### Do this
Convert all of the data below into a JSON list of strings, with one string for each line and blank lines omitted.

### Stored data
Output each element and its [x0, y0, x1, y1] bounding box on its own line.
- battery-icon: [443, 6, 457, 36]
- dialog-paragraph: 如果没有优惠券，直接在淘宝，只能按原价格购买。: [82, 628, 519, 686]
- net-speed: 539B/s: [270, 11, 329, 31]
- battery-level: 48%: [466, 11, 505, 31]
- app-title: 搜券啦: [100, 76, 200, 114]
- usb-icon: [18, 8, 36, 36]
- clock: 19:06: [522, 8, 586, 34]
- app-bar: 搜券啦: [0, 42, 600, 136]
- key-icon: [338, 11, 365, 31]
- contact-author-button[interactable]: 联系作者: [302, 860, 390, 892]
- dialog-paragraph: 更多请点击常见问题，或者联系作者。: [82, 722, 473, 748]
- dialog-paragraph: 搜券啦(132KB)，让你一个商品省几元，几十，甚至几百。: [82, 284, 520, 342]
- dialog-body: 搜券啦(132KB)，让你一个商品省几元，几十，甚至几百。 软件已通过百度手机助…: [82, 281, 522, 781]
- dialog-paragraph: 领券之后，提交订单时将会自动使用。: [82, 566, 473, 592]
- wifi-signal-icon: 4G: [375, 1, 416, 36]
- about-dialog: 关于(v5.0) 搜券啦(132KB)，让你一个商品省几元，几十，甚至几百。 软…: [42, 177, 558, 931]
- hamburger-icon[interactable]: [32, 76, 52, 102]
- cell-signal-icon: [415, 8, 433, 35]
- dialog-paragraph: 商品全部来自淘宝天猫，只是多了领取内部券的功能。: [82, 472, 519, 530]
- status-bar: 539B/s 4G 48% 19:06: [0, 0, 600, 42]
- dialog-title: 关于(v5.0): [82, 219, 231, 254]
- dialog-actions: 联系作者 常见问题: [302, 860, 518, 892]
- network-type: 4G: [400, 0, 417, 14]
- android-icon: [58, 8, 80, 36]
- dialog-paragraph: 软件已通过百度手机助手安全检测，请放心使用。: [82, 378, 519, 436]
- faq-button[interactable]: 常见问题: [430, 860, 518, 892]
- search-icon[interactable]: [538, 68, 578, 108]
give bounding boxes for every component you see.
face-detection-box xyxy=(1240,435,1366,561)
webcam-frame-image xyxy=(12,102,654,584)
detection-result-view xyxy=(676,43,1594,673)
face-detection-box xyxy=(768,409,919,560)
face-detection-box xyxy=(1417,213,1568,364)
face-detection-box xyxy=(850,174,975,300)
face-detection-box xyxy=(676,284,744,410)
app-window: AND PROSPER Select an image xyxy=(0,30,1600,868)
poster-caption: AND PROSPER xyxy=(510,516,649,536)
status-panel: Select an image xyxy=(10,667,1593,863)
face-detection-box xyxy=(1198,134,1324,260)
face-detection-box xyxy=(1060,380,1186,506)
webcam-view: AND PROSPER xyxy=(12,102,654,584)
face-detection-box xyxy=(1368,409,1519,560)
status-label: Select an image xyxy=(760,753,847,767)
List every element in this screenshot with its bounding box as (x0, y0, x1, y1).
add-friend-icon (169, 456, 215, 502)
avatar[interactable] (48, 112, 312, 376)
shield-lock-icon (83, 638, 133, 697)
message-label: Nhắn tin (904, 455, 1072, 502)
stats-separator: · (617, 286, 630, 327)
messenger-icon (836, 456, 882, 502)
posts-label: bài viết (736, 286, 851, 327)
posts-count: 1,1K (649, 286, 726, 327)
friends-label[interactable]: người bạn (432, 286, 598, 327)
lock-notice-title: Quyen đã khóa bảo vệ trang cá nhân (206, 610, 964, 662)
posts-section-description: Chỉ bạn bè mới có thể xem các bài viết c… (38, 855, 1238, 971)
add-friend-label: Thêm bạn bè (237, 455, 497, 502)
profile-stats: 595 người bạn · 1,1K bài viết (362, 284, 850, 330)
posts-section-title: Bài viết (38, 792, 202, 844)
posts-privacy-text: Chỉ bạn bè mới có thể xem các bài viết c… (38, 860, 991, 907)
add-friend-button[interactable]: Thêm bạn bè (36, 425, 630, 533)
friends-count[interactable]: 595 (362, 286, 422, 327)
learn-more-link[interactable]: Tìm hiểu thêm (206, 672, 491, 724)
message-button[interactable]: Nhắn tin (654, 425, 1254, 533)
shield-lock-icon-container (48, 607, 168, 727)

### Written answer
[
  "Output each element and its [x0, y0, x1, y1] bounding box on its own line.",
  "- battery-icon: [443, 6, 457, 36]",
  "- dialog-paragraph: 如果没有优惠券，直接在淘宝，只能按原价格购买。: [82, 628, 519, 686]",
  "- net-speed: 539B/s: [270, 11, 329, 31]",
  "- battery-level: 48%: [466, 11, 505, 31]",
  "- app-title: 搜券啦: [100, 76, 200, 114]",
  "- usb-icon: [18, 8, 36, 36]",
  "- clock: 19:06: [522, 8, 586, 34]",
  "- app-bar: 搜券啦: [0, 42, 600, 136]",
  "- key-icon: [338, 11, 365, 31]",
  "- contact-author-button[interactable]: 联系作者: [302, 860, 390, 892]",
  "- dialog-paragraph: 更多请点击常见问题，或者联系作者。: [82, 722, 473, 748]",
  "- dialog-paragraph: 搜券啦(132KB)，让你一个商品省几元，几十，甚至几百。: [82, 284, 520, 342]",
  "- dialog-body: 搜券啦(132KB)，让你一个商品省几元，几十，甚至几百。 软件已通过百度手机助…: [82, 281, 522, 781]",
  "- dialog-paragraph: 领券之后，提交订单时将会自动使用。: [82, 566, 473, 592]",
  "- wifi-signal-icon: 4G: [375, 1, 416, 36]",
  "- about-dialog: 关于(v5.0) 搜券啦(132KB)，让你一个商品省几元，几十，甚至几百。 软…: [42, 177, 558, 931]",
  "- hamburger-icon[interactable]: [32, 76, 52, 102]",
  "- cell-signal-icon: [415, 8, 433, 35]",
  "- dialog-paragraph: 商品全部来自淘宝天猫，只是多了领取内部券的功能。: [82, 472, 519, 530]",
  "- status-bar: 539B/s 4G 48% 19:06: [0, 0, 600, 42]",
  "- dialog-title: 关于(v5.0): [82, 219, 231, 254]",
  "- dialog-actions: 联系作者 常见问题: [302, 860, 518, 892]",
  "- network-type: 4G: [400, 0, 417, 14]",
  "- android-icon: [58, 8, 80, 36]",
  "- dialog-paragraph: 软件已通过百度手机助手安全检测，请放心使用。: [82, 378, 519, 436]",
  "- faq-button[interactable]: 常见问题: [430, 860, 518, 892]",
  "- search-icon[interactable]: [538, 68, 578, 108]",
  "give bounding boxes for every component you see.",
  "face-detection-box xyxy=(1240,435,1366,561)",
  "webcam-frame-image xyxy=(12,102,654,584)",
  "detection-result-view xyxy=(676,43,1594,673)",
  "face-detection-box xyxy=(768,409,919,560)",
  "face-detection-box xyxy=(1417,213,1568,364)",
  "face-detection-box xyxy=(850,174,975,300)",
  "face-detection-box xyxy=(676,284,744,410)",
  "app-window: AND PROSPER Select an image xyxy=(0,30,1600,868)",
  "poster-caption: AND PROSPER xyxy=(510,516,649,536)",
  "status-panel: Select an image xyxy=(10,667,1593,863)",
  "face-detection-box xyxy=(1198,134,1324,260)",
  "face-detection-box xyxy=(1060,380,1186,506)",
  "webcam-view: AND PROSPER xyxy=(12,102,654,584)",
  "face-detection-box xyxy=(1368,409,1519,560)",
  "status-label: Select an image xyxy=(760,753,847,767)",
  "List every element in this screenshot with its bounding box as (x0, y0, x1, y1).",
  "add-friend-icon (169, 456, 215, 502)",
  "avatar[interactable] (48, 112, 312, 376)",
  "shield-lock-icon (83, 638, 133, 697)",
  "message-label: Nhắn tin (904, 455, 1072, 502)",
  "stats-separator: · (617, 286, 630, 327)",
  "messenger-icon (836, 456, 882, 502)",
  "posts-label: bài viết (736, 286, 851, 327)",
  "posts-count: 1,1K (649, 286, 726, 327)",
  "friends-label[interactable]: người bạn (432, 286, 598, 327)",
  "lock-notice-title: Quyen đã khóa bảo vệ trang cá nhân (206, 610, 964, 662)",
  "posts-section-description: Chỉ bạn bè mới có thể xem các bài viết c… (38, 855, 1238, 971)",
  "add-friend-label: Thêm bạn bè (237, 455, 497, 502)",
  "profile-stats: 595 người bạn · 1,1K bài viết (362, 284, 850, 330)",
  "posts-section-title: Bài viết (38, 792, 202, 844)",
  "posts-privacy-text: Chỉ bạn bè mới có thể xem các bài viết c… (38, 860, 991, 907)",
  "add-friend-button[interactable]: Thêm bạn bè (36, 425, 630, 533)",
  "friends-count[interactable]: 595 (362, 286, 422, 327)",
  "learn-more-link[interactable]: Tìm hiểu thêm (206, 672, 491, 724)",
  "message-button[interactable]: Nhắn tin (654, 425, 1254, 533)",
  "shield-lock-icon-container (48, 607, 168, 727)"
]